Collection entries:

==============================

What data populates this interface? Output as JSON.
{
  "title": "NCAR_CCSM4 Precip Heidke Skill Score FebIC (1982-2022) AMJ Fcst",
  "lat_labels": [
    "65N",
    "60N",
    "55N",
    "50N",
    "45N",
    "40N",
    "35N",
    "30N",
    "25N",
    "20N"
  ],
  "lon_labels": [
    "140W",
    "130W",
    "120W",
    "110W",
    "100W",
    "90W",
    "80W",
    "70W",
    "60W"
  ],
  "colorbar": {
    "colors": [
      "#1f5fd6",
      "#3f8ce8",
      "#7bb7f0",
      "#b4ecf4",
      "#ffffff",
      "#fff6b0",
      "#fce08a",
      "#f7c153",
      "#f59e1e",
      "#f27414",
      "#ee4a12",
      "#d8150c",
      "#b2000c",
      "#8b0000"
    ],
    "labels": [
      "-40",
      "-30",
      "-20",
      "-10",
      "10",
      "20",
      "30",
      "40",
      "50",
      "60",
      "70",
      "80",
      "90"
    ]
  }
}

==============================

Your task is to reproduce all of the records exactly.

What data populates this interface? Output as JSON.
{
  "title": "NCAR_CCSM4 Precip Heidke Skill Score FebIC (1982-2022) AMJ Fcst",
  "lat_labels": [
    "65N",
    "60N",
    "55N",
    "50N",
    "45N",
    "40N",
    "35N",
    "30N",
    "25N",
    "20N"
  ],
  "lon_labels": [
    "140W",
    "130W",
    "120W",
    "110W",
    "100W",
    "90W",
    "80W",
    "70W",
    "60W"
  ],
  "colorbar": {
    "colors": [
      "#1f5fd6",
      "#3f8ce8",
      "#7bb7f0",
      "#b4ecf4",
      "#ffffff",
      "#fff6b0",
      "#fce08a",
      "#f7c153",
      "#f59e1e",
      "#f27414",
      "#ee4a12",
      "#d8150c",
      "#b2000c",
      "#8b0000"
    ],
    "labels": [
      "-40",
      "-30",
      "-20",
      "-10",
      "10",
      "20",
      "30",
      "40",
      "50",
      "60",
      "70",
      "80",
      "90"
    ]
  }
}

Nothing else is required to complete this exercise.